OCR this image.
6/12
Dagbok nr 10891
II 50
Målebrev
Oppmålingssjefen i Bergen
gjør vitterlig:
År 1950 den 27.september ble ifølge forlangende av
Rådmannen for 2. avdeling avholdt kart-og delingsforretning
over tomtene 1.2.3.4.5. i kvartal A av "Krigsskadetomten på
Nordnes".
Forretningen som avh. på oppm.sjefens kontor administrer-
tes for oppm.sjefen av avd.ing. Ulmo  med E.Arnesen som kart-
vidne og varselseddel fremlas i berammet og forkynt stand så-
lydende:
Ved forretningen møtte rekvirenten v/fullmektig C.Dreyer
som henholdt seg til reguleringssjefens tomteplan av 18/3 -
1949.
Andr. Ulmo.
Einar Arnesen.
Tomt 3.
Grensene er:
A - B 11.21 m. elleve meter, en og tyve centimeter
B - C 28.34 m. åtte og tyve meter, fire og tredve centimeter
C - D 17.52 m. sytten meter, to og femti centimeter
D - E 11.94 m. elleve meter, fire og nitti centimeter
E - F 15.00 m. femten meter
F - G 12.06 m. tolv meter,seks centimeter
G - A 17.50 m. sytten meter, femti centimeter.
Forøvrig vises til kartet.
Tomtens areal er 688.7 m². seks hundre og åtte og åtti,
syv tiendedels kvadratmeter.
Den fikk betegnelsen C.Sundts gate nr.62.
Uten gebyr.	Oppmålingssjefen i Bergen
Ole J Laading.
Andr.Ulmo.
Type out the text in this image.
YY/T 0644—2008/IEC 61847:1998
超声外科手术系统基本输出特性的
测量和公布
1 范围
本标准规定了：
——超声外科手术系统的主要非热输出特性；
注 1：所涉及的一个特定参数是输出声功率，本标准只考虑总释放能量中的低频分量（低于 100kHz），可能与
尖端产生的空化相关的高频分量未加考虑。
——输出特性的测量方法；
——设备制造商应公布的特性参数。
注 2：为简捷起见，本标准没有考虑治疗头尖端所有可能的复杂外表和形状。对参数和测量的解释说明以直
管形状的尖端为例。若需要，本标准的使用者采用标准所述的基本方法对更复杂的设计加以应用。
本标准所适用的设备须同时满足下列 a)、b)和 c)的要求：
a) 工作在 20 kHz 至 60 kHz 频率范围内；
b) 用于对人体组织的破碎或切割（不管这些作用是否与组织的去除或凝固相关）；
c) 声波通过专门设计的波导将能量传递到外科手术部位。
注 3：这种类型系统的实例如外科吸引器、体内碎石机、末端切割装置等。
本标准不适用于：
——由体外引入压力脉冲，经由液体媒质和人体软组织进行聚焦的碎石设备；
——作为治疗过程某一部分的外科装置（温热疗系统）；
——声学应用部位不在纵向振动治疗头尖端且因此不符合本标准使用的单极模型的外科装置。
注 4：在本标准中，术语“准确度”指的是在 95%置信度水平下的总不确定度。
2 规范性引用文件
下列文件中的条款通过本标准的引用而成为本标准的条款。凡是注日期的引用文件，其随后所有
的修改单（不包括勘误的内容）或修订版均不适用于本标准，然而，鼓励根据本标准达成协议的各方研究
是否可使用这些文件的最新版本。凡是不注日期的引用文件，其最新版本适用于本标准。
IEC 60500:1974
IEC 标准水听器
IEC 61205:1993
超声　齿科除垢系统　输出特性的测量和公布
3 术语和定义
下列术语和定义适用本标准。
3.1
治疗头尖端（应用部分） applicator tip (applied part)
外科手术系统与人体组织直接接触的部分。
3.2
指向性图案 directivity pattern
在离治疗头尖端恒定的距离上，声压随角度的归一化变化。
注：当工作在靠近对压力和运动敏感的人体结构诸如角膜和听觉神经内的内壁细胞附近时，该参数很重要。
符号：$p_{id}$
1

==========

> **WORK REQUIRED**: Extract every line that has the string "centimeter" in it.

> **THE RESULT**:
A - B 11.21 m. elleve meter, en og tyve centimeter
B - C 28.34 m. åtte og tyve meter, fire og tredve centimeter
C - D 17.52 m. sytten meter, to og femti centimeter
D - E 11.94 m. elleve meter, fire og nitti centimeter
F - G 12.06 m. tolv meter,seks centimeter
G - A 17.50 m. sytten meter, femti centimeter.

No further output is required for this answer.